### Problem details
Print each line exactly as it is given.

[Excerpt from a dataset]
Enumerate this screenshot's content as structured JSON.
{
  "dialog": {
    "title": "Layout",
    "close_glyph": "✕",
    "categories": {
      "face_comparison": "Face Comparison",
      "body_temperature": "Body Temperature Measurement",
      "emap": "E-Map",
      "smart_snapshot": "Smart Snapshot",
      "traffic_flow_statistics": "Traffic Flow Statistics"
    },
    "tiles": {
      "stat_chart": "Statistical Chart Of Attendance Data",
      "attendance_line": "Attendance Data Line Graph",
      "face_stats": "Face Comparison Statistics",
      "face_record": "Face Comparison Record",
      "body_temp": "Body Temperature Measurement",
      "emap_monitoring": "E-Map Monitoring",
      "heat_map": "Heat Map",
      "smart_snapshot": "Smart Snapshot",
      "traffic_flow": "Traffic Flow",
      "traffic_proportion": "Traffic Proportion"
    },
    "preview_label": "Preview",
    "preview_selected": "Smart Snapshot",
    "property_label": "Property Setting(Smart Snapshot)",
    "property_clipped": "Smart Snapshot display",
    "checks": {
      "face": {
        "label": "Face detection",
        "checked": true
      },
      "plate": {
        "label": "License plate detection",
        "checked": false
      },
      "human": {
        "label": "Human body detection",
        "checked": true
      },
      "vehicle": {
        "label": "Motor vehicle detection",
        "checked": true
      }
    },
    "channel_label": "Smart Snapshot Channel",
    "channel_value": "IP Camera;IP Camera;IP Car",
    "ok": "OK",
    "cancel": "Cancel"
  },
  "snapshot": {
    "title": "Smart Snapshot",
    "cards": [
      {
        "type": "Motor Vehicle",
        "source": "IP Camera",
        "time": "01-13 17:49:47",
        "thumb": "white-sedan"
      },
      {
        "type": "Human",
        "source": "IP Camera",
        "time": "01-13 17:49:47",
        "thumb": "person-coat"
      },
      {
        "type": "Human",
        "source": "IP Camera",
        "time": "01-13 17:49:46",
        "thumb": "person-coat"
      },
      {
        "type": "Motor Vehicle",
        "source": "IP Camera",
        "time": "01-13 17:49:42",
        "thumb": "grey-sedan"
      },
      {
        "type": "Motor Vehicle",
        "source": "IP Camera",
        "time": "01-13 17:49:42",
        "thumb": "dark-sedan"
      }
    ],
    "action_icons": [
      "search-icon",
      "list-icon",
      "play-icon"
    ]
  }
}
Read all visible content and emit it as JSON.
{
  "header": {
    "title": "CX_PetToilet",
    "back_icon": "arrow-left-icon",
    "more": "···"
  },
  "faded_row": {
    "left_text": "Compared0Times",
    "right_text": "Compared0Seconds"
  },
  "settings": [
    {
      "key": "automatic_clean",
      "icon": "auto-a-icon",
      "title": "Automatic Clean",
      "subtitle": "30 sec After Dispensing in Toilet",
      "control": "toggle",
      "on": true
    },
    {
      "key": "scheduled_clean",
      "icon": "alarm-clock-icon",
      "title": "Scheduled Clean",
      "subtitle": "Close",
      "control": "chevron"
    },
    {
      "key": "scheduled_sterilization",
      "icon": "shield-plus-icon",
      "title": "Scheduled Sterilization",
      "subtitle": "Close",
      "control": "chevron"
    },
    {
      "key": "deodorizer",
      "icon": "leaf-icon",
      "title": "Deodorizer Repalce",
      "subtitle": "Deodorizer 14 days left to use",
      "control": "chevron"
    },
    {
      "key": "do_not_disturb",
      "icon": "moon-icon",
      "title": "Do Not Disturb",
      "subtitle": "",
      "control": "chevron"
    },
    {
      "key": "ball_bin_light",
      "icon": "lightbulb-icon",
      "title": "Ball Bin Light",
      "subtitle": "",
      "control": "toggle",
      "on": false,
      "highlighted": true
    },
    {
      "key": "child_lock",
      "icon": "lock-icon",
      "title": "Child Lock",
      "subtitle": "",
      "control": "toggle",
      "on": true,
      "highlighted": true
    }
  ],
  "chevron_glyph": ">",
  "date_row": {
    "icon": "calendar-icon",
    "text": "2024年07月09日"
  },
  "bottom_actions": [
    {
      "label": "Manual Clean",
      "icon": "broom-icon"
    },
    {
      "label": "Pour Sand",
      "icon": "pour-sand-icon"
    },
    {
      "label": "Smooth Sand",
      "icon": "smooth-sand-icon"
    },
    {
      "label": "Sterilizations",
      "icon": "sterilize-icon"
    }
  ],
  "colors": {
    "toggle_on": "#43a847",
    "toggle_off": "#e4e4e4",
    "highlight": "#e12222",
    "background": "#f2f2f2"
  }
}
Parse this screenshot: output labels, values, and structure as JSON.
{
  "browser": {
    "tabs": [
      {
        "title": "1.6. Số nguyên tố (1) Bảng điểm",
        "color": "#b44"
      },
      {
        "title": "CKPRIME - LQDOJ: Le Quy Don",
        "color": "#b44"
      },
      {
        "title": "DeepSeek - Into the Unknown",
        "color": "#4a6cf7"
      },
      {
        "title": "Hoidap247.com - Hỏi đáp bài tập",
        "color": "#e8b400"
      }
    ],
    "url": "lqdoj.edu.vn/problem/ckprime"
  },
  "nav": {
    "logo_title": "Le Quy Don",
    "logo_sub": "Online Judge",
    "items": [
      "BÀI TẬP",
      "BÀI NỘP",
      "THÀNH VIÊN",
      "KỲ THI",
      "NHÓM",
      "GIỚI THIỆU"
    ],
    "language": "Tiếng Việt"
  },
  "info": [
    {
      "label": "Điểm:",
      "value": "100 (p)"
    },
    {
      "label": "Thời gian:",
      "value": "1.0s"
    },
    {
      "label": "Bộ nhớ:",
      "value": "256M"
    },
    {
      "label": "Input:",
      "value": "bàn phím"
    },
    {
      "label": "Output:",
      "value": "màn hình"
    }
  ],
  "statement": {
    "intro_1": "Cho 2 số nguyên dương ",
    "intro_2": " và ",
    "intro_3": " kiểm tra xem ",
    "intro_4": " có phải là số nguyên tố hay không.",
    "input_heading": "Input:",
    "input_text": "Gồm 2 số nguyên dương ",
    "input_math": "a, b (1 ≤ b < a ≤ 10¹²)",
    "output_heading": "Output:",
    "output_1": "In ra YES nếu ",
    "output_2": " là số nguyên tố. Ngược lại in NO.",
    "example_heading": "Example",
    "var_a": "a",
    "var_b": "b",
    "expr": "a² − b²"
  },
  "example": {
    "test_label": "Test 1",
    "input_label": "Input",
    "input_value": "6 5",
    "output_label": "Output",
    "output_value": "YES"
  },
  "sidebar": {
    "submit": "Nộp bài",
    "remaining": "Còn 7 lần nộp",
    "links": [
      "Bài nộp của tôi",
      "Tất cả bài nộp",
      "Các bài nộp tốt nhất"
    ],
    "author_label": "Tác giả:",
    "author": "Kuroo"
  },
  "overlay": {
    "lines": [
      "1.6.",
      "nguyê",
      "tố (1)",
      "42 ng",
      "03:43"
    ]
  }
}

### Response to this exercise
Enumerate this screenshot's content as structured JSON.
{
  "dialog": {
    "title": "Layout",
    "close_glyph": "✕",
    "categories": {
      "face_comparison": "Face Comparison",
      "body_temperature": "Body Temperature Measurement",
      "emap": "E-Map",
      "smart_snapshot": "Smart Snapshot",
      "traffic_flow_statistics": "Traffic Flow Statistics"
    },
    "tiles": {
      "stat_chart": "Statistical Chart Of Attendance Data",
      "attendance_line": "Attendance Data Line Graph",
      "face_stats": "Face Comparison Statistics",
      "face_record": "Face Comparison Record",
      "body_temp": "Body Temperature Measurement",
      "emap_monitoring": "E-Map Monitoring",
      "heat_map": "Heat Map",
      "smart_snapshot": "Smart Snapshot",
      "traffic_flow": "Traffic Flow",
      "traffic_proportion": "Traffic Proportion"
    },
    "preview_label": "Preview",
    "preview_selected": "Smart Snapshot",
    "property_label": "Property Setting(Smart Snapshot)",
    "property_clipped": "Smart Snapshot display",
    "checks": {
      "face": {
        "label": "Face detection",
        "checked": true
      },
      "plate": {
        "label": "License plate detection",
        "checked": false
      },
      "human": {
        "label": "Human body detection",
        "checked": true
      },
      "vehicle": {
        "label": "Motor vehicle detection",
        "checked": true
      }
    },
    "channel_label": "Smart Snapshot Channel",
    "channel_value": "IP Camera;IP Camera;IP Car",
    "ok": "OK",
    "cancel": "Cancel"
  },
  "snapshot": {
    "title": "Smart Snapshot",
    "cards": [
      {
        "type": "Motor Vehicle",
        "source": "IP Camera",
        "time": "01-13 17:49:47",
        "thumb": "white-sedan"
      },
      {
        "type": "Human",
        "source": "IP Camera",
        "time": "01-13 17:49:47",
        "thumb": "person-coat"
      },
      {
        "type": "Human",
        "source": "IP Camera",
        "time": "01-13 17:49:46",
        "thumb": "person-coat"
      },
      {
        "type": "Motor Vehicle",
        "source": "IP Camera",
        "time": "01-13 17:49:42",
        "thumb": "grey-sedan"
      },
      {
        "type": "Motor Vehicle",
        "source": "IP Camera",
        "time": "01-13 17:49:42",
        "thumb": "dark-sedan"
      }
    ],
    "action_icons": [
      "search-icon",
      "list-icon",
      "play-icon"
    ]
  }
}
Read all visible content and emit it as JSON.
{
  "header": {
    "title": "CX_PetToilet",
    "back_icon": "arrow-left-icon",
    "more": "···"
  },
  "faded_row": {
    "left_text": "Compared0Times",
    "right_text": "Compared0Seconds"
  },
  "settings": [
    {
      "key": "automatic_clean",
      "icon": "auto-a-icon",
      "title": "Automatic Clean",
      "subtitle": "30 sec After Dispensing in Toilet",
      "control": "toggle",
      "on": true
    },
    {
      "key": "scheduled_clean",
      "icon": "alarm-clock-icon",
      "title": "Scheduled Clean",
      "subtitle": "Close",
      "control": "chevron"
    },
    {
      "key": "scheduled_sterilization",
      "icon": "shield-plus-icon",
      "title": "Scheduled Sterilization",
      "subtitle": "Close",
      "control": "chevron"
    },
    {
      "key": "deodorizer",
      "icon": "leaf-icon",
      "title": "Deodorizer Repalce",
      "subtitle": "Deodorizer 14 days left to use",
      "control": "chevron"
    },
    {
      "key": "do_not_disturb",
      "icon": "moon-icon",
      "title": "Do Not Disturb",
      "subtitle": "",
      "control": "chevron"
    },
    {
      "key": "ball_bin_light",
      "icon": "lightbulb-icon",
      "title": "Ball Bin Light",
      "subtitle": "",
      "control": "toggle",
      "on": false,
      "highlighted": true
    },
    {
      "key": "child_lock",
      "icon": "lock-icon",
      "title": "Child Lock",
      "subtitle": "",
      "control": "toggle",
      "on": true,
      "highlighted": true
    }
  ],
  "chevron_glyph": ">",
  "date_row": {
    "icon": "calendar-icon",
    "text": "2024年07月09日"
  },
  "bottom_actions": [
    {
      "label": "Manual Clean",
      "icon": "broom-icon"
    },
    {
      "label": "Pour Sand",
      "icon": "pour-sand-icon"
    },
    {
      "label": "Smooth Sand",
      "icon": "smooth-sand-icon"
    },
    {
      "label": "Sterilizations",
      "icon": "sterilize-icon"
    }
  ],
  "colors": {
    "toggle_on": "#43a847",
    "toggle_off": "#e4e4e4",
    "highlight": "#e12222",
    "background": "#f2f2f2"
  }
}
Parse this screenshot: output labels, values, and structure as JSON.
{
  "browser": {
    "tabs": [
      {
        "title": "1.6. Số nguyên tố (1) Bảng điểm",
        "color": "#b44"
      },
      {
        "title": "CKPRIME - LQDOJ: Le Quy Don",
        "color": "#b44"
      },
      {
        "title": "DeepSeek - Into the Unknown",
        "color": "#4a6cf7"
      },
      {
        "title": "Hoidap247.com - Hỏi đáp bài tập",
        "color": "#e8b400"
      }
    ],
    "url": "lqdoj.edu.vn/problem/ckprime"
  },
  "nav": {
    "logo_title": "Le Quy Don",
    "logo_sub": "Online Judge",
    "items": [
      "BÀI TẬP",
      "BÀI NỘP",
      "THÀNH VIÊN",
      "KỲ THI",
      "NHÓM",
      "GIỚI THIỆU"
    ],
    "language": "Tiếng Việt"
  },
  "info": [
    {
      "label": "Điểm:",
      "value": "100 (p)"
    },
    {
      "label": "Thời gian:",
      "value": "1.0s"
    },
    {
      "label": "Bộ nhớ:",
      "value": "256M"
    },
    {
      "label": "Input:",
      "value": "bàn phím"
    },
    {
      "label": "Output:",
      "value": "màn hình"
    }
  ],
  "statement": {
    "intro_1": "Cho 2 số nguyên dương ",
    "intro_2": " và ",
    "intro_3": " kiểm tra xem ",
    "intro_4": " có phải là số nguyên tố hay không.",
    "input_heading": "Input:",
    "input_text": "Gồm 2 số nguyên dương ",
    "input_math": "a, b (1 ≤ b < a ≤ 10¹²)",
    "output_heading": "Output:",
    "output_1": "In ra YES nếu ",
    "output_2": " là số nguyên tố. Ngược lại in NO.",
    "example_heading": "Example",
    "var_a": "a",
    "var_b": "b",
    "expr": "a² − b²"
  },
  "example": {
    "test_label": "Test 1",
    "input_label": "Input",
    "input_value": "6 5",
    "output_label": "Output",
    "output_value": "YES"
  },
  "sidebar": {
    "submit": "Nộp bài",
    "remaining": "Còn 7 lần nộp",
    "links": [
      "Bài nộp của tôi",
      "Tất cả bài nộp",
      "Các bài nộp tốt nhất"
    ],
    "author_label": "Tác giả:",
    "author": "Kuroo"
  },
  "overlay": {
    "lines": [
      "1.6.",
      "nguyê",
      "tố (1)",
      "42 ng",
      "03:43"
    ]
  }
}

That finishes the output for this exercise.